## WRITTEN TASK
Restate, word for word, all of the material shown below.

----------

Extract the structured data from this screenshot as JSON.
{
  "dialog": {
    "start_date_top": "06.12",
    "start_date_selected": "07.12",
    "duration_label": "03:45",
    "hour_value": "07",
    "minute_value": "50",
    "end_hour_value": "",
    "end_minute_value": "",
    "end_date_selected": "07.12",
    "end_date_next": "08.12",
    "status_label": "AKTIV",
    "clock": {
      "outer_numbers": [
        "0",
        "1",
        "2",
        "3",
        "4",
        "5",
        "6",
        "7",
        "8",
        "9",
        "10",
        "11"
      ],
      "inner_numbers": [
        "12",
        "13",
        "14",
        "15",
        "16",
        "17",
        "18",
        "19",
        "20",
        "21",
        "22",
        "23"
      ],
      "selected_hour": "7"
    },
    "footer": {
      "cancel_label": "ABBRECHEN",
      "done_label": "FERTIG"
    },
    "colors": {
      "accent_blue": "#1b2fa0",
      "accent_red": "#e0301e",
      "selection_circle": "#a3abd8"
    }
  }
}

----------

## FINAL RESULT
Extract the structured data from this screenshot as JSON.
{
  "dialog": {
    "start_date_top": "06.12",
    "start_date_selected": "07.12",
    "duration_label": "03:45",
    "hour_value": "07",
    "minute_value": "50",
    "end_hour_value": "",
    "end_minute_value": "",
    "end_date_selected": "07.12",
    "end_date_next": "08.12",
    "status_label": "AKTIV",
    "clock": {
      "outer_numbers": [
        "0",
        "1",
        "2",
        "3",
        "4",
        "5",
        "6",
        "7",
        "8",
        "9",
        "10",
        "11"
      ],
      "inner_numbers": [
        "12",
        "13",
        "14",
        "15",
        "16",
        "17",
        "18",
        "19",
        "20",
        "21",
        "22",
        "23"
      ],
      "selected_hour": "7"
    },
    "footer": {
      "cancel_label": "ABBRECHEN",
      "done_label": "FERTIG"
    },
    "colors": {
      "accent_blue": "#1b2fa0",
      "accent_red": "#e0301e",
      "selection_circle": "#a3abd8"
    }
  }
}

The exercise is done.